■ **THE TASK**:
Pick every line with "information" from the material below.
◇ ◇ ◇ ◇ ◇ ◇ ◇
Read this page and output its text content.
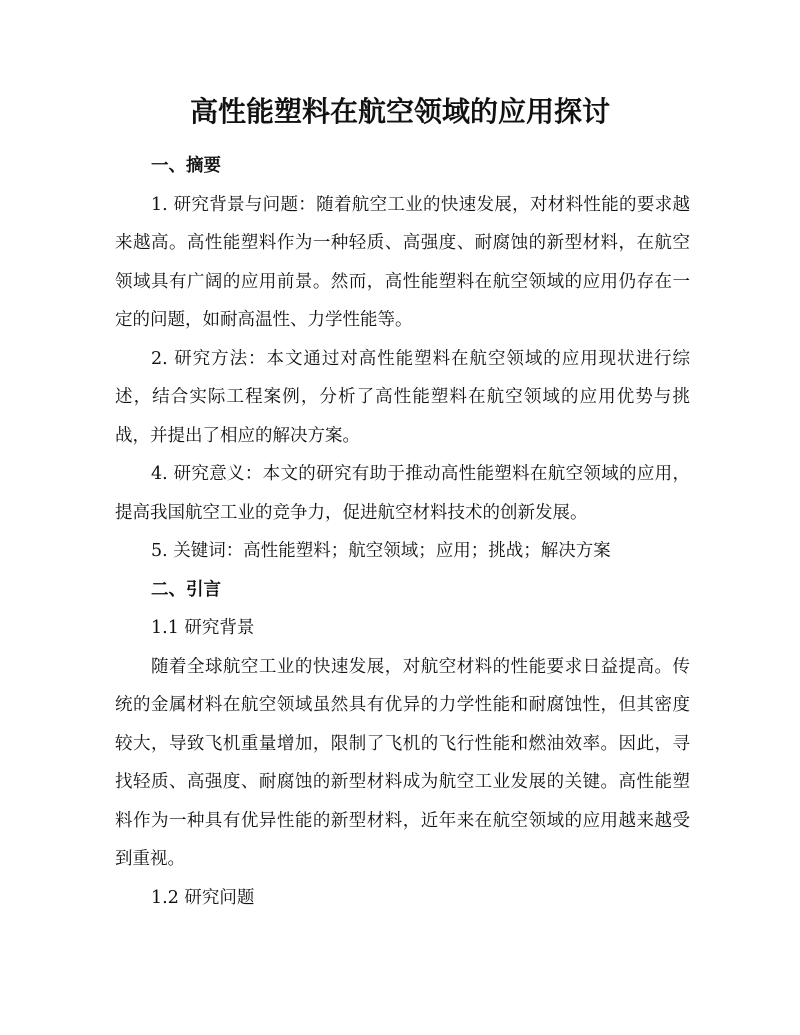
高性能塑料在航空领域的应用探讨

一、摘要

1. 研究背景与问题：随着航空工业的快速发展，对材料性能的要求越来越高。高性能塑料作为一种轻质、高强度、耐腐蚀的新型材料，在航空领域具有广阔的应用前景。然而，高性能塑料在航空领域的应用仍存在一定的问题，如耐高温性、力学性能等。

2. 研究方法：本文通过对高性能塑料在航空领域的应用现状进行综述，结合实际工程案例，分析了高性能塑料在航空领域的应用优势与挑战，并提出了相应的解决方案。

4. 研究意义：本文的研究有助于推动高性能塑料在航空领域的应用，提高我国航空工业的竞争力，促进航空材料技术的创新发展。

5. 关键词：高性能塑料；航空领域；应用；挑战；解决方案

二、引言

1.1 研究背景

随着全球航空工业的快速发展，对航空材料的性能要求日益提高。传统的金属材料在航空领域虽然具有优异的力学性能和耐腐蚀性，但其密度较大，导致飞机重量增加，限制了飞机的飞行性能和燃油效率。因此，寻找轻质、高强度、耐腐蚀的新型材料成为航空工业发展的关键。高性能塑料作为一种具有优异性能的新型材料，近年来在航空领域的应用越来越受到重视。

1.2 研究问题
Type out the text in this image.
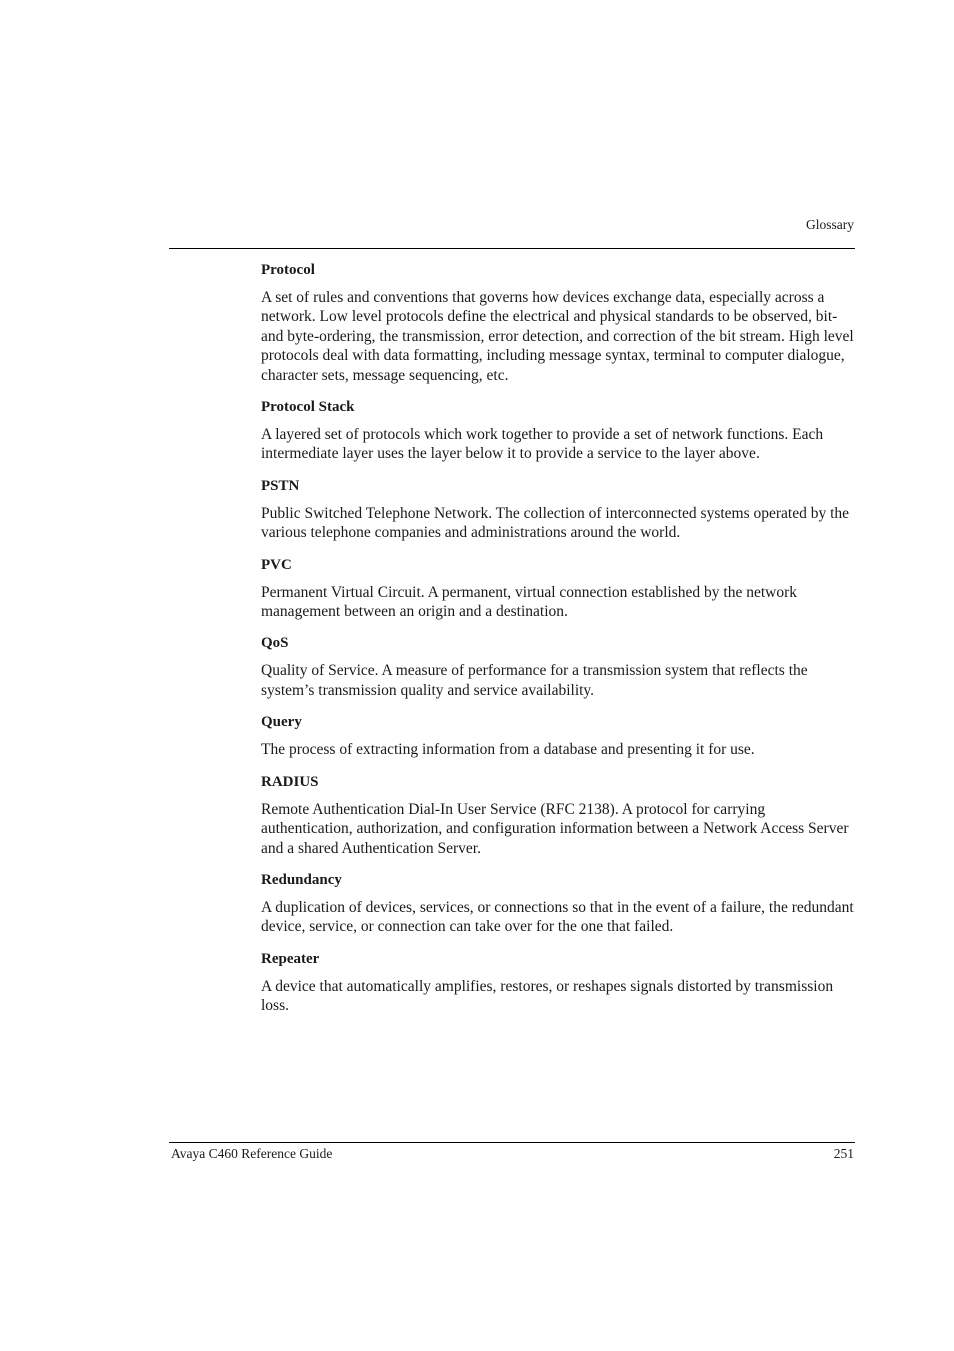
Glossary

Protocol

A set of rules and conventions that governs how devices exchange data, especially across a network. Low level protocols define the electrical and physical standards to be observed, bit- and byte-ordering, the transmission, error detection, and correction of the bit stream. High level protocols deal with data formatting, including message syntax, terminal to computer dialogue, character sets, message sequencing, etc.

Protocol Stack

A layered set of protocols which work together to provide a set of network functions. Each intermediate layer uses the layer below it to provide a service to the layer above.

PSTN

Public Switched Telephone Network. The collection of interconnected systems operated by the various telephone companies and administrations around the world.

PVC

Permanent Virtual Circuit. A permanent, virtual connection established by the network management between an origin and a destination.

QoS

Quality of Service. A measure of performance for a transmission system that reflects the system’s transmission quality and service availability.

Query

The process of extracting information from a database and presenting it for use.

RADIUS

Remote Authentication Dial-In User Service (RFC 2138). A protocol for carrying authentication, authorization, and configuration information between a Network Access Server and a shared Authentication Server.

Redundancy

A duplication of devices, services, or connections so that in the event of a failure, the redundant device, service, or connection can take over for the one that failed.

Repeater

A device that automatically amplifies, restores, or reshapes signals distorted by transmission loss.

Avaya C460 Reference Guide	251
◇ ◇ ◇ ◇ ◇ ◇ ◇
■ **WORKED SOLUTION**:
The process of extracting information from a database and presenting it for use.
Remote Authentication Dial-In User Service (RFC 2138). A protocol for carrying authentication, authorization, and configuration information between a Network Access Server and a shared Authentication Server.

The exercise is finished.